# Exercise material
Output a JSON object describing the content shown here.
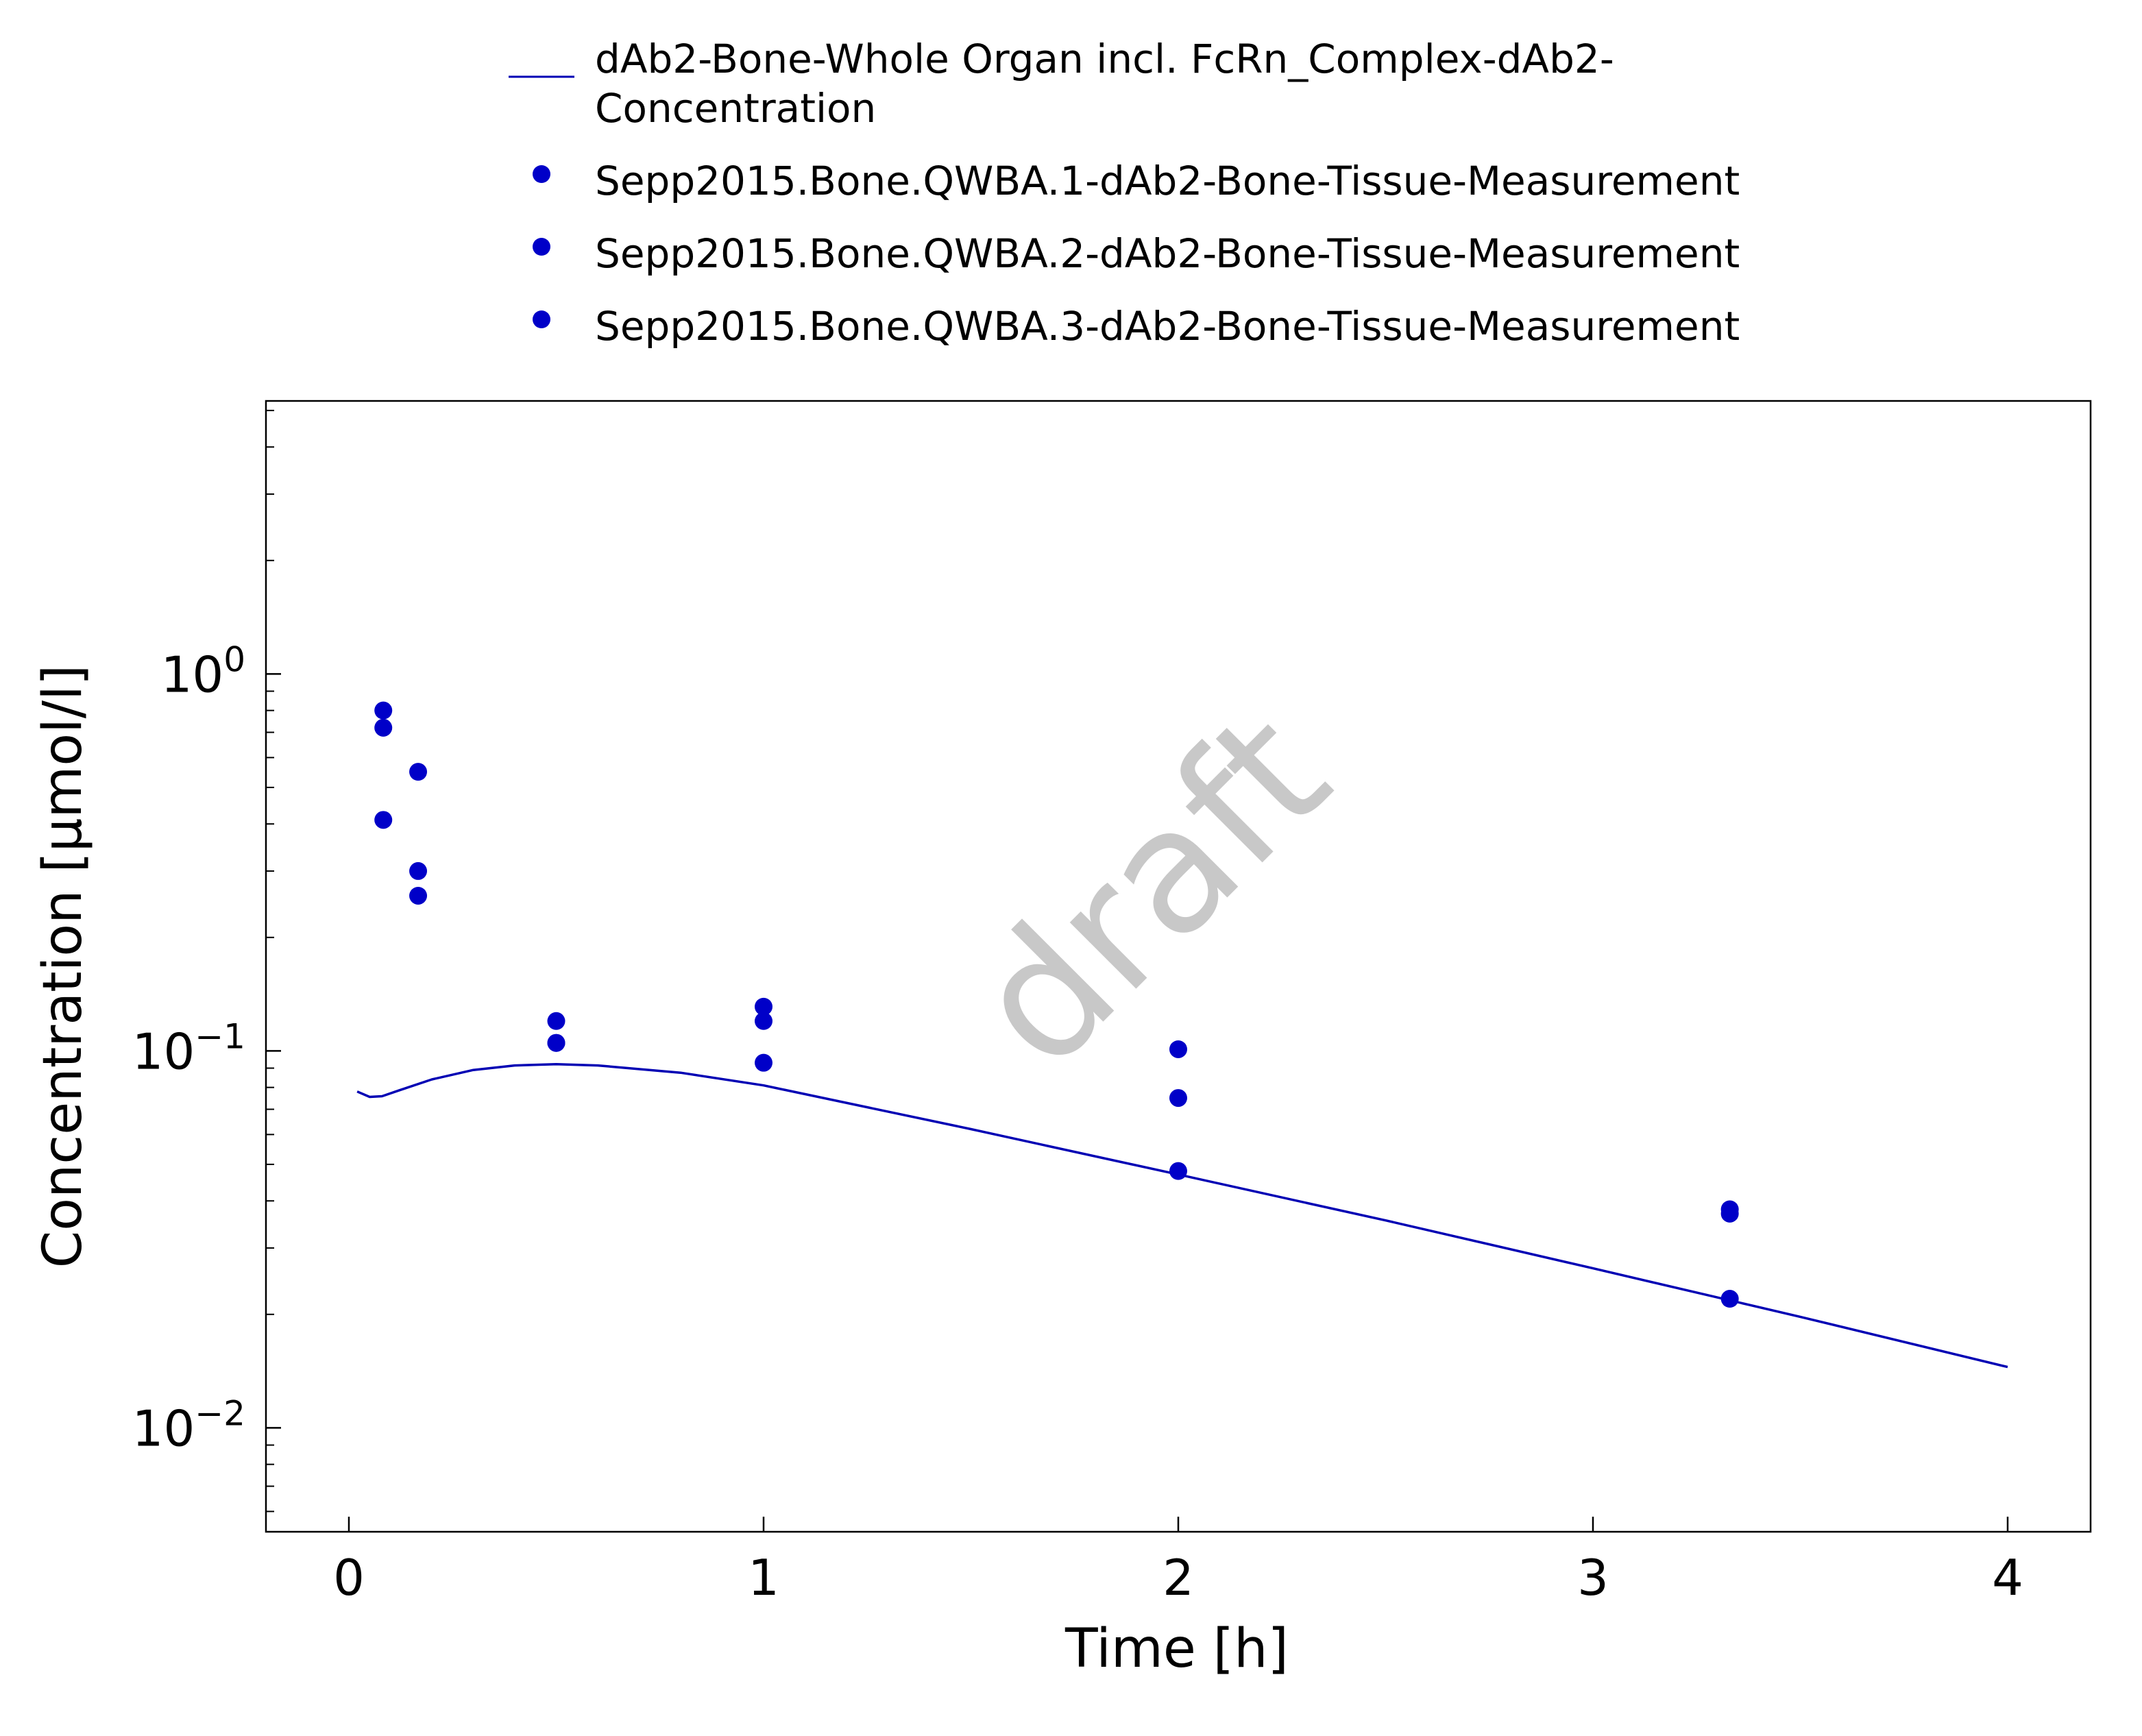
{
  "chart_data": {
    "type": "scatter",
    "xlabel": "Time [h]",
    "ylabel": "Concentration [µmol/l]",
    "watermark": "draft",
    "x_scale": "linear",
    "y_scale": "log",
    "xlim": [
      -0.2,
      4.2
    ],
    "ylim": [
      0.0053,
      5.3
    ],
    "grid": false,
    "legend_position": "top",
    "x_ticks": [
      {
        "value": 0,
        "label": "0"
      },
      {
        "value": 1,
        "label": "1"
      },
      {
        "value": 2,
        "label": "2"
      },
      {
        "value": 3,
        "label": "3"
      },
      {
        "value": 4,
        "label": "4"
      }
    ],
    "y_ticks": [
      {
        "value": 0.01,
        "base": "10",
        "exp": "−2"
      },
      {
        "value": 0.1,
        "base": "10",
        "exp": "−1"
      },
      {
        "value": 1,
        "base": "10",
        "exp": "0"
      }
    ],
    "series": [
      {
        "name": "dAb2-Bone-Whole Organ incl. FcRn_Complex-dAb2-Concentration",
        "legend_lines": [
          "dAb2-Bone-Whole Organ incl. FcRn_Complex-dAb2-",
          "Concentration"
        ],
        "kind": "line",
        "color": "#0000b4",
        "x": [
          0.02,
          0.05,
          0.08,
          0.12,
          0.2,
          0.3,
          0.4,
          0.5,
          0.6,
          0.8,
          1.0,
          1.5,
          2.0,
          2.5,
          3.0,
          3.5,
          4.0
        ],
        "y": [
          0.078,
          0.0755,
          0.0758,
          0.0785,
          0.084,
          0.089,
          0.0915,
          0.0922,
          0.0915,
          0.0875,
          0.081,
          0.062,
          0.047,
          0.0355,
          0.0265,
          0.0197,
          0.0145
        ]
      },
      {
        "name": "Sepp2015.Bone.QWBA.1-dAb2-Bone-Tissue-Measurement",
        "kind": "scatter",
        "color": "#0000c8",
        "x": [
          0.083,
          0.167,
          0.5,
          1.0,
          2.0,
          3.33
        ],
        "y": [
          0.8,
          0.55,
          0.12,
          0.131,
          0.101,
          0.038
        ]
      },
      {
        "name": "Sepp2015.Bone.QWBA.2-dAb2-Bone-Tissue-Measurement",
        "kind": "scatter",
        "color": "#0000c8",
        "x": [
          0.083,
          0.167,
          0.5,
          1.0,
          2.0,
          3.33
        ],
        "y": [
          0.72,
          0.3,
          0.105,
          0.12,
          0.075,
          0.037
        ]
      },
      {
        "name": "Sepp2015.Bone.QWBA.3-dAb2-Bone-Tissue-Measurement",
        "kind": "scatter",
        "color": "#0000c8",
        "x": [
          0.083,
          0.167,
          0.5,
          1.0,
          2.0,
          3.33
        ],
        "y": [
          0.41,
          0.258,
          0.105,
          0.093,
          0.048,
          0.022
        ]
      }
    ]
  }
}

# Your instructions
Where a line in the material contains "name", copy that line.

# Answer to the exercise
        "name": "dAb2-Bone-Whole Organ incl. FcRn_Complex-dAb2-Concentration",
        "name": "Sepp2015.Bone.QWBA.1-dAb2-Bone-Tissue-Measurement",
        "name": "Sepp2015.Bone.QWBA.2-dAb2-Bone-Tissue-Measurement",
        "name": "Sepp2015.Bone.QWBA.3-dAb2-Bone-Tissue-Measurement",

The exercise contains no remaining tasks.